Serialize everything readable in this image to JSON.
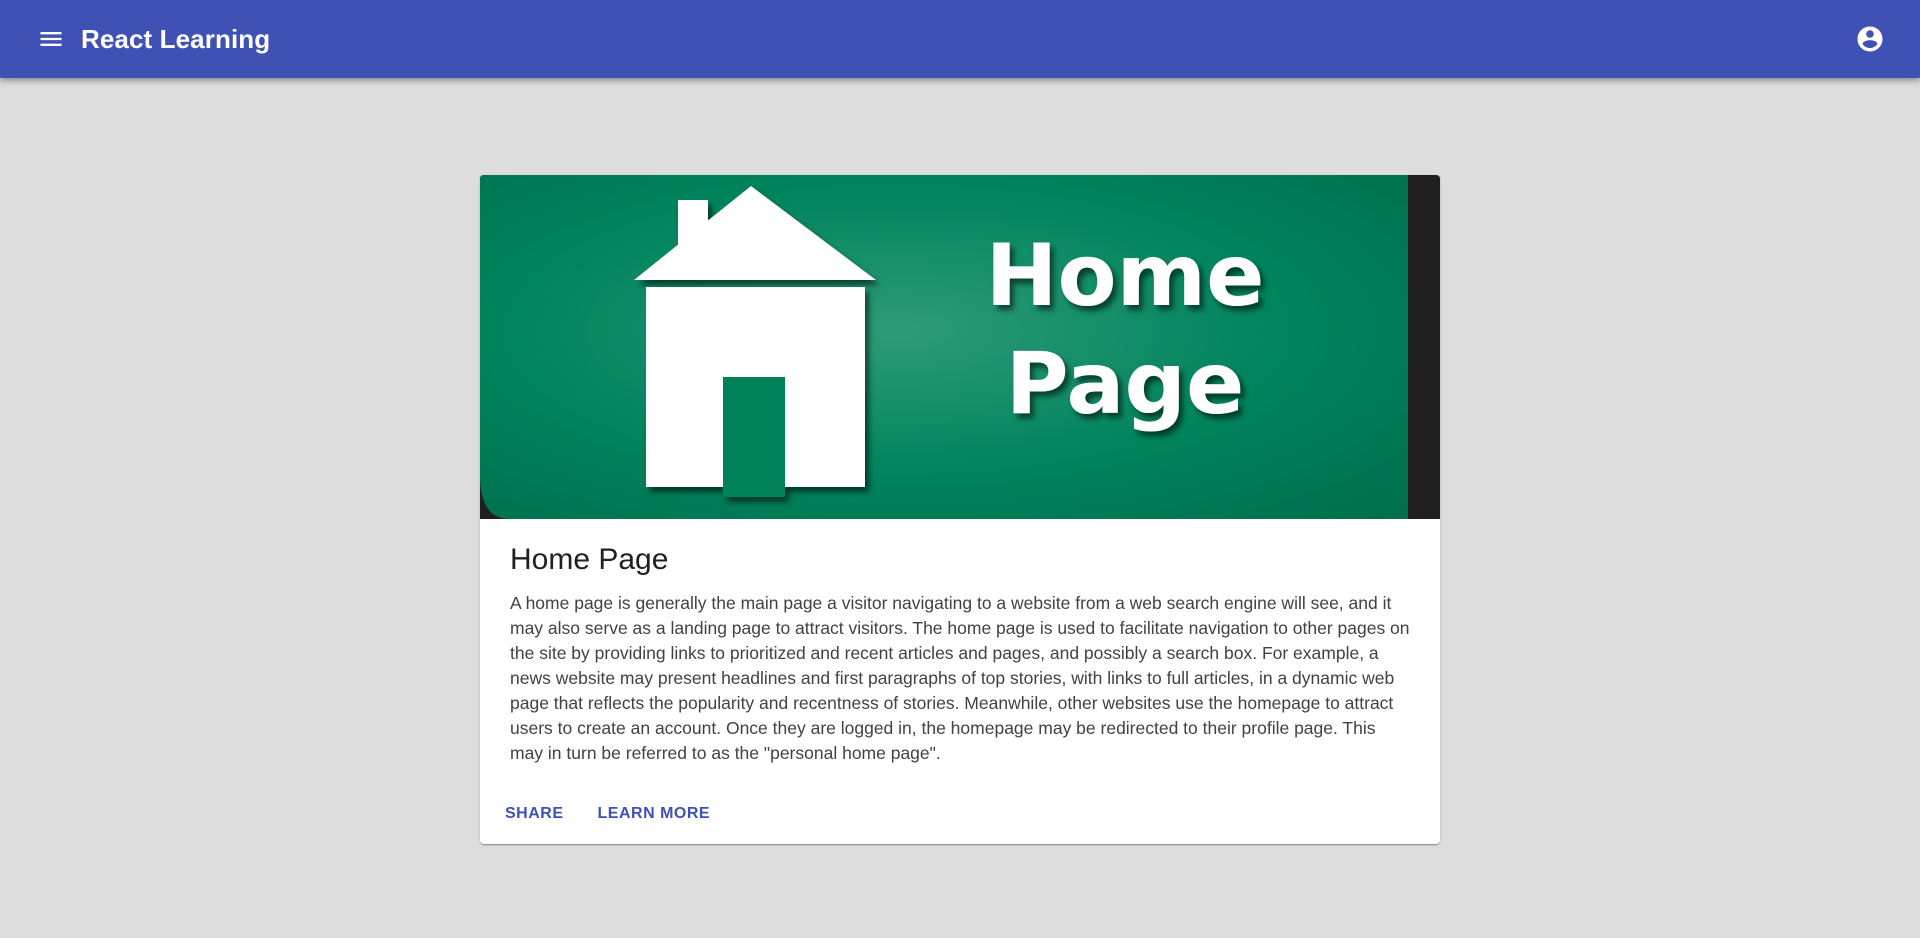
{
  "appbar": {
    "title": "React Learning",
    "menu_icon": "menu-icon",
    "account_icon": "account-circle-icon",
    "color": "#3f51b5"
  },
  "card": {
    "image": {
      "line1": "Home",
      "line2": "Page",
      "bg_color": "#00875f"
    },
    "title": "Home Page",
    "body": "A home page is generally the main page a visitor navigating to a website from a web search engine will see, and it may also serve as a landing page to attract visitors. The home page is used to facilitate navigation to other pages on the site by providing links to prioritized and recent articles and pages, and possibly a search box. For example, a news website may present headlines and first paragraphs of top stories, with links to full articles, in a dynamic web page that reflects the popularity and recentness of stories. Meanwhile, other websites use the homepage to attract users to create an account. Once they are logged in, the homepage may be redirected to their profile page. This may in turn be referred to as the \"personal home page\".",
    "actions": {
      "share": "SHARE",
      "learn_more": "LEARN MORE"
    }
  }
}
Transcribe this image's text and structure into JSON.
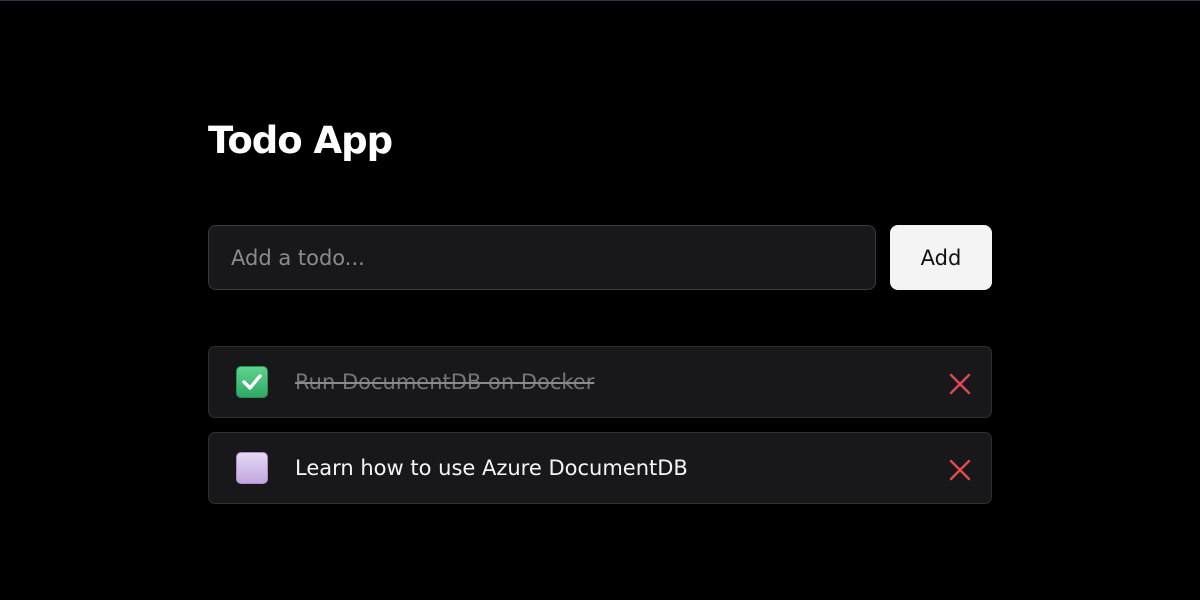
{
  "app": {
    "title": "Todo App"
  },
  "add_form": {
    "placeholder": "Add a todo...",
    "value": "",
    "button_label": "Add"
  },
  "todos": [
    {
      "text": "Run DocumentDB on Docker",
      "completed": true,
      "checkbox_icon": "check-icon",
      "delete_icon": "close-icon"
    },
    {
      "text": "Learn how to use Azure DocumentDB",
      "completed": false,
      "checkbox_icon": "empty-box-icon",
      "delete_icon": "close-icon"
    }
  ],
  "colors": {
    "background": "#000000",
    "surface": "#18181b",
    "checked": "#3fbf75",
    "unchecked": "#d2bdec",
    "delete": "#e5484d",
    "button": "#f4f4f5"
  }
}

==*==

BRIEF ▸
Give every line back word for word and leave the pictures out.

RESULT OF THE EXERCISE ▸
Serialize everything readable in this image to JSON.
{
  "appbar": {
    "title": "React Learning",
    "menu_icon": "menu-icon",
    "account_icon": "account-circle-icon",
    "color": "#3f51b5"
  },
  "card": {
    "image": {
      "line1": "Home",
      "line2": "Page",
      "bg_color": "#00875f"
    },
    "title": "Home Page",
    "body": "A home page is generally the main page a visitor navigating to a website from a web search engine will see, and it may also serve as a landing page to attract visitors. The home page is used to facilitate navigation to other pages on the site by providing links to prioritized and recent articles and pages, and possibly a search box. For example, a news website may present headlines and first paragraphs of top stories, with links to full articles, in a dynamic web page that reflects the popularity and recentness of stories. Meanwhile, other websites use the homepage to attract users to create an account. Once they are logged in, the homepage may be redirected to their profile page. This may in turn be referred to as the \"personal home page\".",
    "actions": {
      "share": "SHARE",
      "learn_more": "LEARN MORE"
    }
  }
}
Transcribe this image's text and structure into JSON.
{
  "app": {
    "title": "Todo App"
  },
  "add_form": {
    "placeholder": "Add a todo...",
    "value": "",
    "button_label": "Add"
  },
  "todos": [
    {
      "text": "Run DocumentDB on Docker",
      "completed": true,
      "checkbox_icon": "check-icon",
      "delete_icon": "close-icon"
    },
    {
      "text": "Learn how to use Azure DocumentDB",
      "completed": false,
      "checkbox_icon": "empty-box-icon",
      "delete_icon": "close-icon"
    }
  ],
  "colors": {
    "background": "#000000",
    "surface": "#18181b",
    "checked": "#3fbf75",
    "unchecked": "#d2bdec",
    "delete": "#e5484d",
    "button": "#f4f4f5"
  }
}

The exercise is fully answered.